= PROBLEM REQUIREMENTS =
Collect from the data below each line with "Νικολάου".

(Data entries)
>>>>

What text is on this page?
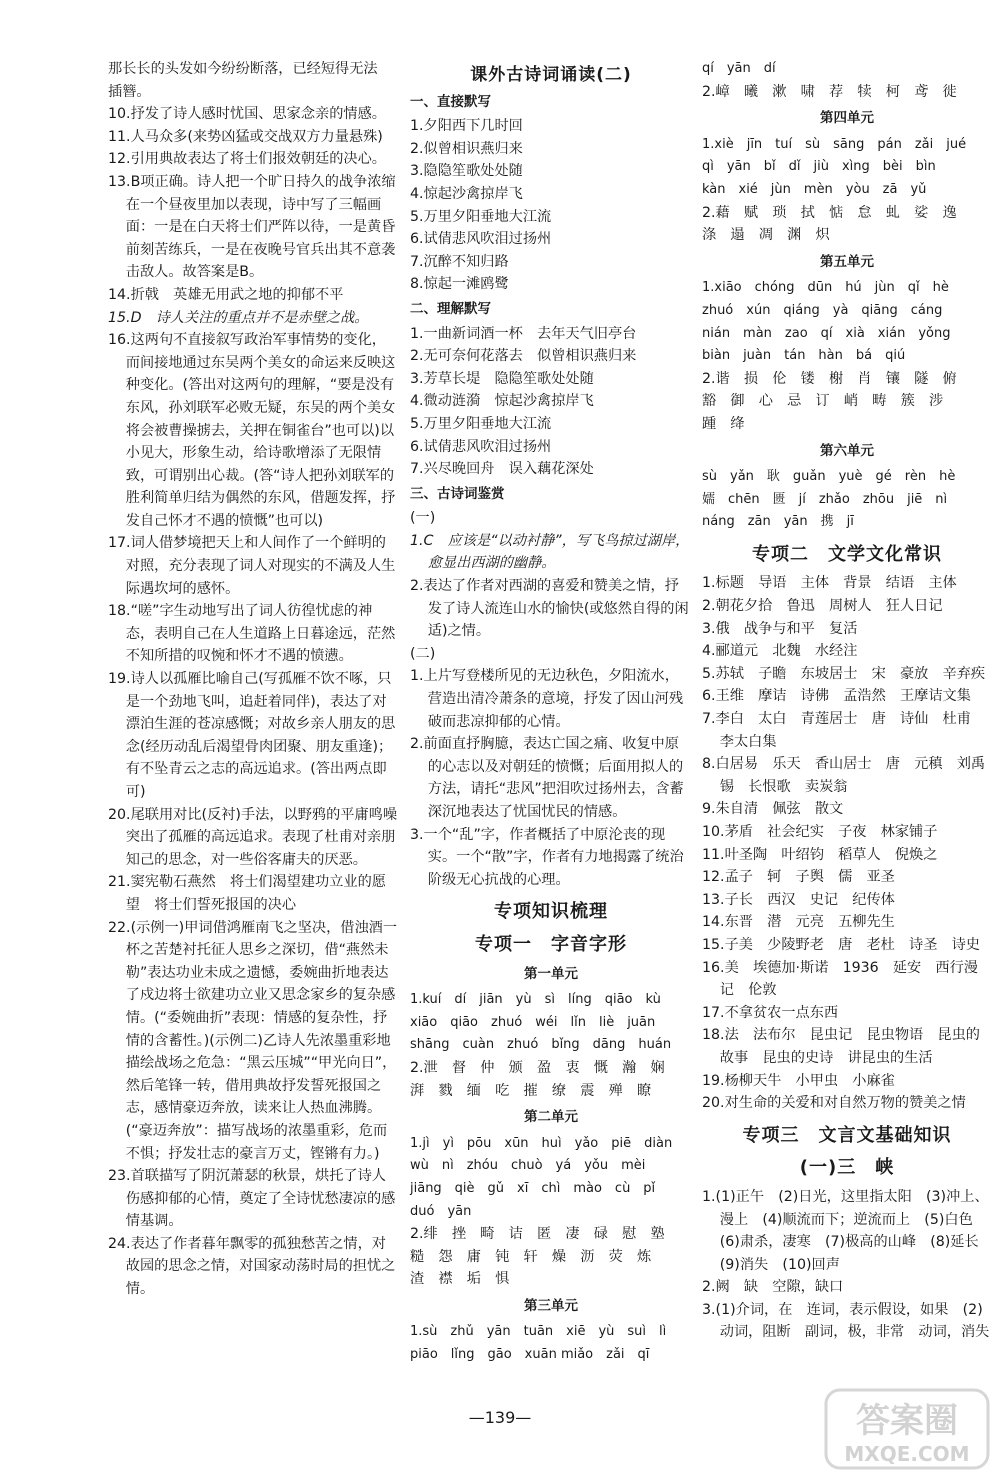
那长长的头发如今纷纷断落，已经短得无法
插簪。
10.抒发了诗人感时忧国、思家念亲的情感。
11.人马众多(来势凶猛或交战双方力量悬殊)
12.引用典故表达了将士们报效朝廷的决心。
13.B项正确。诗人把一个旷日持久的战争浓缩在一个昼夜里加以表现，诗中写了三幅画面：一是在白天将士们严阵以待，一是黄昏前刻苦练兵，一是在夜晚号官兵出其不意袭击敌人。故答案是B。
14.折戟　英雄无用武之地的抑郁不平
15.D　诗人关注的重点并不是赤壁之战。
16.这两句不直接叙写政治军事情势的变化，而间接地通过东吴两个美女的命运来反映这种变化。(答出对这两句的理解，“要是没有东风，孙刘联军必败无疑，东吴的两个美女将会被曹操掳去，关押在铜雀台”也可以)以小见大，形象生动，给诗歌增添了无限情致，可谓别出心裁。(答“诗人把孙刘联军的胜利简单归结为偶然的东风，借题发挥，抒发自己怀才不遇的愤慨”也可以)
17.词人借梦境把天上和人间作了一个鲜明的对照，充分表现了词人对现实的不满及人生际遇坎坷的感怀。
18.“嗟”字生动地写出了词人彷徨忧虑的神态，表明自己在人生道路上日暮途远，茫然不知所措的叹惋和怀才不遇的愤懑。
19.诗人以孤雁比喻自己(写孤雁不饮不啄，只是一个劲地飞叫，追赶着同伴)，表达了对漂泊生涯的苍凉感慨；对故乡亲人朋友的思念(经历动乱后渴望骨肉团聚、朋友重逢)；有不坠青云之志的高远追求。(答出两点即可)
20.尾联用对比(反衬)手法，以野鸦的平庸鸣噪突出了孤雁的高远追求。表现了杜甫对亲朋知己的思念，对一些俗客庸夫的厌恶。
21.窦宪勒石燕然　将士们渴望建功立业的愿望　将士们誓死报国的决心
22.(示例一)甲词借鸿雁南飞之坚决，借浊酒一杯之苦楚衬托征人思乡之深切，借“燕然未勒”表达功业未成之遗憾，委婉曲折地表达了戍边将士欲建功立业又思念家乡的复杂感情。(“委婉曲折”表现：情感的复杂性，抒情的含蓄性。)(示例二)乙诗人先浓墨重彩地描绘战场之危急：“黑云压城”“甲光向日”，然后笔锋一转，借用典故抒发誓死报国之志，感情豪迈奔放，读来让人热血沸腾。(“豪迈奔放”：描写战场的浓墨重彩，危而不惧；抒发壮志的豪言万丈，铿锵有力。)
23.首联描写了阴沉萧瑟的秋景，烘托了诗人伤感抑郁的心情，奠定了全诗忧愁凄凉的感情基调。
24.表达了作者暮年飘零的孤独愁苦之情，对故园的思念之情，对国家动荡时局的担忧之情。
课外古诗词诵读(二)
一、直接默写
1.夕阳西下几时回
2.似曾相识燕归来
3.隐隐笙歌处处随
4.惊起沙禽掠岸飞
5.万里夕阳垂地大江流
6.试倩悲风吹泪过扬州
7.沉醉不知归路
8.惊起一滩鸥鹭
二、理解默写
1.一曲新词酒一杯　去年天气旧亭台
2.无可奈何花落去　似曾相识燕归来
3.芳草长堤　隐隐笙歌处处随
4.微动涟漪　惊起沙禽掠岸飞
5.万里夕阳垂地大江流
6.试倩悲风吹泪过扬州
7.兴尽晚回舟　误入藕花深处
三、古诗词鉴赏
(一)
1.C　应该是“以动衬静”，写飞鸟掠过湖岸，愈显出西湖的幽静。
2.表达了作者对西湖的喜爱和赞美之情，抒发了诗人流连山水的愉快(或悠然自得的闲适)之情。
(二)
1.上片写登楼所见的无边秋色，夕阳流水，营造出清冷萧条的意境，抒发了因山河残破而悲凉抑郁的心情。
2.前面直抒胸臆，表达亡国之痛、收复中原的心志以及对朝廷的愤慨；后面用拟人的方法，请托“悲风”把泪吹过扬州去，含蓄深沉地表达了忧国忧民的情感。
3.一个“乱”字，作者概括了中原沦丧的现实。一个“散”字，作者有力地揭露了统治阶级无心抗战的心理。
专项知识梳理
专项一　字音字形
第一单元
1.kuí　dí　jiān　yù　sì　líng　qiāo　kù
xiāo　qiāo　zhuó　wéi　lǐn　liè　juān
shāng　cuàn　zhuó　bǐng　dāng　huán
2.泄　督　仲　颁　盈　衷　慨　瀚　娴
湃　戮　缅　吃　摧　缭　震　殚　瞭
第二单元
1.jì　yì　pōu　xūn　huì　yǎo　piē　diàn
wù　nì　zhóu　chuò　yá　yǒu　mèi
jiāng　qiè　gǔ　xī　chì　mào　cù　pǐ
duó　yān
2.绯　挫　畸　诘　匿　凄　碌　慰　塾
糙　怨　庸　钝　轩　燥　沥　荧　炼
渣　襟　垢　惧
第三单元
1.sù　zhǔ　yān　tuān　xiē　yù　suì　lì
piāo　lǐng　gāo　xuān miǎo　zǎi　qī
qí　yān　dí
2.嶂　曦　漱　啸　荐　犊　柯　鸢　徙
第四单元
1.xiè　jīn　tuí　sù　sāng　pán　zǎi　jué
qì　yān　bǐ　dǐ　jiù　xìng　bèi　bìn
kàn　xié　jùn　mèn　yòu　zā　yǔ
2.藉　赋　琐　拭　惦　怠　虬　娑　逸
涤　遢　凋　渊　炽
第五单元
1.xiāo　chóng　dūn　hú　jùn　qǐ　hè
zhuó　xún　qiáng　yà　qiāng　cáng
nián　màn　zao　qí　xià　xián　yǒng
biàn　juàn　tán　hàn　bá　qiú
2.谐　损　伦　镂　榭　肖　镶　隧　俯
豁　御　心　忌　订　峭　畴　簇　涉
踵　绛
第六单元
sù　yǎn　耿　guǎn　yuè　gé　rèn　hè
嬬　chēn　匮　jí　zhǎo　zhōu　jiē　nì
náng　zān　yān　携　jī
专项二　文学文化常识
1.标题　导语　主体　背景　结语　主体
2.朝花夕拾　鲁迅　周树人　狂人日记
3.俄　战争与和平　复活
4.郦道元　北魏　水经注
5.苏轼　子瞻　东坡居士　宋　豪放　辛弃疾
6.王维　摩诘　诗佛　孟浩然　王摩诘文集
7.李白　太白　青莲居士　唐　诗仙　杜甫　李太白集
8.白居易　乐天　香山居士　唐　元稹　刘禹锡　长恨歌　卖炭翁
9.朱自清　佩弦　散文
10.茅盾　社会纪实　子夜　林家铺子
11.叶圣陶　叶绍钧　稻草人　倪焕之
12.孟子　轲　子舆　儒　亚圣
13.子长　西汉　史记　纪传体
14.东晋　潜　元亮　五柳先生
15.子美　少陵野老　唐　老杜　诗圣　诗史
16.美　埃德加·斯诺　1936　延安　西行漫记　伦敦
17.不拿贫农一点东西
18.法　法布尔　昆虫记　昆虫物语　昆虫的故事　昆虫的史诗　讲昆虫的生活
19.杨柳天牛　小甲虫　小麻雀
20.对生命的关爱和对自然万物的赞美之情
专项三　文言文基础知识
(一)三　峡
1.(1)正午　(2)日光，这里指太阳　(3)冲上、漫上　(4)顺流而下；逆流而上　(5)白色　(6)肃杀，凄寒　(7)极高的山峰　(8)延长　(9)消失　(10)回声
2.阙　缺　空隙，缺口
3.(1)介词，在　连词，表示假设，如果　(2)动词，阻断　副词，极，非常　动词，消失
—139—	答案圈
MXQE.COM
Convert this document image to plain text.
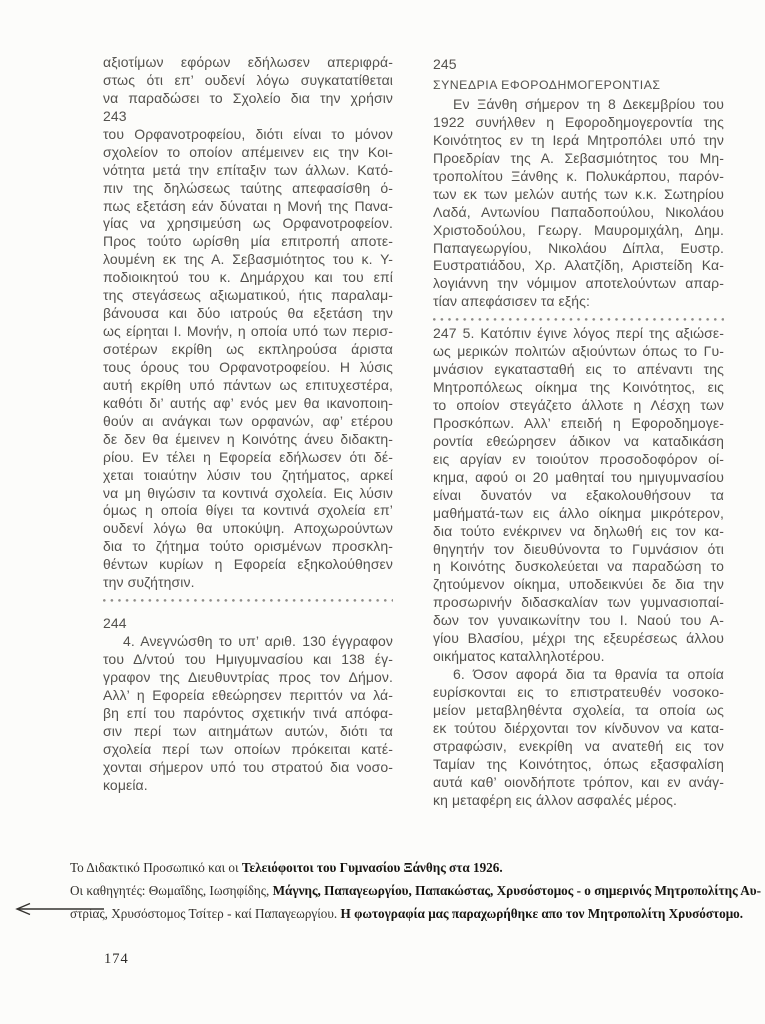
αξιοτίμων εφόρων εδήλωσεν απεριφρά-
στως ότι επ’ ουδενί λόγω συγκατατίθεται
να παραδώσει το Σχολείο δια την χρήσιν
243
του Ορφανοτροφείου, διότι είναι το μόνον
σχολείον το οποίον απέμεινεν εις την Κοι-
νότητα μετά την επίταξιν των άλλων. Κατό-
πιν της δηλώσεως ταύτης απεφασίσθη ό-
πως εξετάση εάν δύναται η Μονή της Πανα-
γίας να χρησιμεύση ως Ορφανοτροφείον.
Προς τούτο ωρίσθη μία επιτροπή αποτε-
λουμένη εκ της Α. Σεβασμιότητος του κ. Υ-
ποδιοικητού του κ. Δημάρχου και του επί
της στεγάσεως αξιωματικού, ήτις παραλαμ-
βάνουσα και δύο ιατρούς θα εξετάση την
ως είρηται Ι. Μονήν, η οποία υπό των περισ-
σοτέρων εκρίθη ως εκπληρούσα άριστα
τους όρους του Ορφανοτροφείου. Η λύσις
αυτή εκρίθη υπό πάντων ως επιτυχεστέρα,
καθότι δι’ αυτής αφ’ ενός μεν θα ικανοποιη-
θούν αι ανάγκαι των ορφανών, αφ’ ετέρου
δε δεν θα έμεινεν η Κοινότης άνευ διδακτη-
ρίου. Εν τέλει η Εφορεία εδήλωσεν ότι δέ-
χεται τοιαύτην λύσιν του ζητήματος, αρκεί
να μη θιγώσιν τα κοντινά σχολεία. Εις λύσιν
όμως η οποία θίγει τα κοντινά σχολεία επ’
ουδενί λόγω θα υποκύψη. Αποχωρούντων
δια το ζήτημα τούτο ορισμένων προσκλη-
θέντων κυρίων η Εφορεία εξηκολούθησεν
την συζήτησιν.
244
4. Ανεγνώσθη το υπ’ αριθ. 130 έγγραφον
του Δ/ντού του Ημιγυμνασίου και 138 έγ-
γραφον της Διευθυντρίας προς τον Δήμον.
Αλλ’ η Εφορεία εθεώρησεν περιττόν να λά-
βη επί του παρόντος σχετικήν τινά απόφα-
σιν περί των αιτημάτων αυτών, διότι τα
σχολεία περί των οποίων πρόκειται κατέ-
χονται σήμερον υπό του στρατού δια νοσο-
κομεία.
245
ΣΥΝΕΔΡΙΑ ΕΦΟΡΟΔΗΜΟΓΕΡΟΝΤΙΑΣ
Εν Ξάνθη σήμερον τη 8 Δεκεμβρίου του
1922 συνήλθεν η Εφοροδημογεροντία της
Κοινότητος εν τη Ιερά Μητροπόλει υπό την
Προεδρίαν της Α. Σεβασμιότητος του Μη-
τροπολίτου Ξάνθης κ. Πολυκάρπου, παρόν-
των εκ των μελών αυτής των κ.κ. Σωτηρίου
Λαδά, Αντωνίου Παπαδοπούλου, Νικολάου
Χριστοδούλου, Γεωργ. Μαυρομιχάλη, Δημ.
Παπαγεωργίου, Νικολάου Δίπλα, Ευστρ.
Ευστρατιάδου, Χρ. Αλατζίδη, Αριστείδη Κα-
λογιάννη την νόμιμον αποτελούντων απαρ-
τίαν απεφάσισεν τα εξής:
247 5. Κατόπιν έγινε λόγος περί της αξιώσε-
ως μερικών πολιτών αξιούντων όπως το Γυ-
μνάσιον εγκατασταθή εις το απέναντι της
Μητροπόλεως οίκημα της Κοινότητος, εις
το οποίον στεγάζετο άλλοτε η Λέσχη των
Προσκόπων. Αλλ’ επειδή η Εφοροδημογε-
ροντία εθεώρησεν άδικον να καταδικάση
εις αργίαν εν τοιούτον προσοδοφόρον οί-
κημα, αφού οι 20 μαθηταί του ημιγυμνασίου
είναι δυνατόν να εξακολουθήσουν τα
μαθήματά-των εις άλλο οίκημα μικρότερον,
δια τούτο ενέκρινεν να δηλωθή εις τον κα-
θηγητήν τον διευθύνοντα το Γυμνάσιον ότι
η Κοινότης δυσκολεύεται να παραδώση το
ζητούμενον οίκημα, υποδεικνύει δε δια την
προσωρινήν διδασκαλίαν των γυμνασιοπαί-
δων τον γυναικωνίτην του Ι. Ναού του Α-
γίου Βλασίου, μέχρι της εξευρέσεως άλλου
οικήματος καταλληλοτέρου.
6. Όσον αφορά δια τα θρανία τα οποία
ευρίσκονται εις το επιστρατευθέν νοσοκο-
μείον μεταβληθέντα σχολεία, τα οποία ως
εκ τούτου διέρχονται τον κίνδυνον να κατα-
στραφώσιν, ενεκρίθη να ανατεθή εις τον
Ταμίαν της Κοινότητος, όπως εξασφαλίση
αυτά καθ’ οιονδήποτε τρόπον, και εν ανάγ-
κη μεταφέρη εις άλλον ασφαλές μέρος.
Το Διδακτικό Προσωπικό και οι Τελειόφοιτοι του Γυμνασίου Ξάνθης στα 1926.
Οι καθηγητές: Θωμαΐδης, Ιωσηφίδης, Μάγνης, Παπαγεωργίου, Παπακώστας, Χρυσόστομος - ο σημερινός Μητροπολίτης Αυ-
στρίας, Χρυσόστομος Τσίτερ - καί Παπαγεωργίου. Η φωτογραφία μας παραχωρήθηκε απο τον Μητροπολίτη Χρυσόστομο.
174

<<<<

= FINAL ANSWER =
Λαδά, Αντωνίου Παπαδοπούλου, Νικολάου
Παπαγεωργίου, Νικολάου Δίπλα, Ευστρ.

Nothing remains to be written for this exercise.